DATA EXTRACT ▸
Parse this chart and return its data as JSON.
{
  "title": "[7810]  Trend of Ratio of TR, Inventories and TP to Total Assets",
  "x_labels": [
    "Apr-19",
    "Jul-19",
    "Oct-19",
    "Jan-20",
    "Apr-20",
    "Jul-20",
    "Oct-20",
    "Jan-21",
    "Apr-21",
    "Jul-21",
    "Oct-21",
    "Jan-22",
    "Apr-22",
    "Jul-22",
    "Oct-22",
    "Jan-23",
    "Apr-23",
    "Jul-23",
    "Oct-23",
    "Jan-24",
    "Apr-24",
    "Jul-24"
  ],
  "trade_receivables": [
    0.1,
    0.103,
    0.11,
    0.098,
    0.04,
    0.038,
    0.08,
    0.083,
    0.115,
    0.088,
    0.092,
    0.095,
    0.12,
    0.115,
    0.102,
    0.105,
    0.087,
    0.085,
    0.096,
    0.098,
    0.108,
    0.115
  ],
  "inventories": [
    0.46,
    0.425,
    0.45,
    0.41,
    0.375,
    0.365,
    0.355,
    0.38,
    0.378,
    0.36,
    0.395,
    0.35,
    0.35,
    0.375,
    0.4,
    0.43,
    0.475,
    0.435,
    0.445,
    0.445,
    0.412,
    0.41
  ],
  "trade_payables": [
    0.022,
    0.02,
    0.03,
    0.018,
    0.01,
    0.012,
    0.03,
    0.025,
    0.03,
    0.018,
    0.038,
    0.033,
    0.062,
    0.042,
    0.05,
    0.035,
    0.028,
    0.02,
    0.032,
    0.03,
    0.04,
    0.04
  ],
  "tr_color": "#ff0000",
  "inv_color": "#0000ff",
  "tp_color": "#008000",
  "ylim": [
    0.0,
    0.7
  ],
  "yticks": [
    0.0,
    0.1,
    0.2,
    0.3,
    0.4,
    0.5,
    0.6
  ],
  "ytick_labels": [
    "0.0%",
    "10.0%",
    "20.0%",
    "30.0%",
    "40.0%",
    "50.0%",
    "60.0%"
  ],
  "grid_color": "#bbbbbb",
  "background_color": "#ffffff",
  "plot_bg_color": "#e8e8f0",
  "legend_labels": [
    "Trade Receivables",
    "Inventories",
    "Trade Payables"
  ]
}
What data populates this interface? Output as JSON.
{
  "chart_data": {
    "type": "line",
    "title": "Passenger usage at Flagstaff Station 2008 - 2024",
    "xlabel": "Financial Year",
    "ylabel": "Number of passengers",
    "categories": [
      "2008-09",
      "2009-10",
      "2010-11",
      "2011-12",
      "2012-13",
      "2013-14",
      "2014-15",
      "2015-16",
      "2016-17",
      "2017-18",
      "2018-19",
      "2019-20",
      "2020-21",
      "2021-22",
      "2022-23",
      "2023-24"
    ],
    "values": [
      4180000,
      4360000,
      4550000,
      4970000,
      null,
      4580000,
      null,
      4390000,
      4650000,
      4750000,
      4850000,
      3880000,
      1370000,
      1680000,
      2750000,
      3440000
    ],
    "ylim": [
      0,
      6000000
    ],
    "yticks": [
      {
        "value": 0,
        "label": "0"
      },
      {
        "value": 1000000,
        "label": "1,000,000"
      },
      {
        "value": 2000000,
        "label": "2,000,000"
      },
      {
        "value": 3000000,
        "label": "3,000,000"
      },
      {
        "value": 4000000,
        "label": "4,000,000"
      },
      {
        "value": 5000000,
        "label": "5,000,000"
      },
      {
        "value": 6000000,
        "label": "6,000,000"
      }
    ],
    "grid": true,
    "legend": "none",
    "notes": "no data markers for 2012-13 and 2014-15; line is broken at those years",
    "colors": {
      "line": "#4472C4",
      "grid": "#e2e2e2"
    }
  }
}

WORK TO COMPLETE ▸
Output each entry precisely as given.

OUTPUT ▸
Parse this chart and return its data as JSON.
{
  "title": "[7810]  Trend of Ratio of TR, Inventories and TP to Total Assets",
  "x_labels": [
    "Apr-19",
    "Jul-19",
    "Oct-19",
    "Jan-20",
    "Apr-20",
    "Jul-20",
    "Oct-20",
    "Jan-21",
    "Apr-21",
    "Jul-21",
    "Oct-21",
    "Jan-22",
    "Apr-22",
    "Jul-22",
    "Oct-22",
    "Jan-23",
    "Apr-23",
    "Jul-23",
    "Oct-23",
    "Jan-24",
    "Apr-24",
    "Jul-24"
  ],
  "trade_receivables": [
    0.1,
    0.103,
    0.11,
    0.098,
    0.04,
    0.038,
    0.08,
    0.083,
    0.115,
    0.088,
    0.092,
    0.095,
    0.12,
    0.115,
    0.102,
    0.105,
    0.087,
    0.085,
    0.096,
    0.098,
    0.108,
    0.115
  ],
  "inventories": [
    0.46,
    0.425,
    0.45,
    0.41,
    0.375,
    0.365,
    0.355,
    0.38,
    0.378,
    0.36,
    0.395,
    0.35,
    0.35,
    0.375,
    0.4,
    0.43,
    0.475,
    0.435,
    0.445,
    0.445,
    0.412,
    0.41
  ],
  "trade_payables": [
    0.022,
    0.02,
    0.03,
    0.018,
    0.01,
    0.012,
    0.03,
    0.025,
    0.03,
    0.018,
    0.038,
    0.033,
    0.062,
    0.042,
    0.05,
    0.035,
    0.028,
    0.02,
    0.032,
    0.03,
    0.04,
    0.04
  ],
  "tr_color": "#ff0000",
  "inv_color": "#0000ff",
  "tp_color": "#008000",
  "ylim": [
    0.0,
    0.7
  ],
  "yticks": [
    0.0,
    0.1,
    0.2,
    0.3,
    0.4,
    0.5,
    0.6
  ],
  "ytick_labels": [
    "0.0%",
    "10.0%",
    "20.0%",
    "30.0%",
    "40.0%",
    "50.0%",
    "60.0%"
  ],
  "grid_color": "#bbbbbb",
  "background_color": "#ffffff",
  "plot_bg_color": "#e8e8f0",
  "legend_labels": [
    "Trade Receivables",
    "Inventories",
    "Trade Payables"
  ]
}
What data populates this interface? Output as JSON.
{
  "chart_data": {
    "type": "line",
    "title": "Passenger usage at Flagstaff Station 2008 - 2024",
    "xlabel": "Financial Year",
    "ylabel": "Number of passengers",
    "categories": [
      "2008-09",
      "2009-10",
      "2010-11",
      "2011-12",
      "2012-13",
      "2013-14",
      "2014-15",
      "2015-16",
      "2016-17",
      "2017-18",
      "2018-19",
      "2019-20",
      "2020-21",
      "2021-22",
      "2022-23",
      "2023-24"
    ],
    "values": [
      4180000,
      4360000,
      4550000,
      4970000,
      null,
      4580000,
      null,
      4390000,
      4650000,
      4750000,
      4850000,
      3880000,
      1370000,
      1680000,
      2750000,
      3440000
    ],
    "ylim": [
      0,
      6000000
    ],
    "yticks": [
      {
        "value": 0,
        "label": "0"
      },
      {
        "value": 1000000,
        "label": "1,000,000"
      },
      {
        "value": 2000000,
        "label": "2,000,000"
      },
      {
        "value": 3000000,
        "label": "3,000,000"
      },
      {
        "value": 4000000,
        "label": "4,000,000"
      },
      {
        "value": 5000000,
        "label": "5,000,000"
      },
      {
        "value": 6000000,
        "label": "6,000,000"
      }
    ],
    "grid": true,
    "legend": "none",
    "notes": "no data markers for 2012-13 and 2014-15; line is broken at those years",
    "colors": {
      "line": "#4472C4",
      "grid": "#e2e2e2"
    }
  }
}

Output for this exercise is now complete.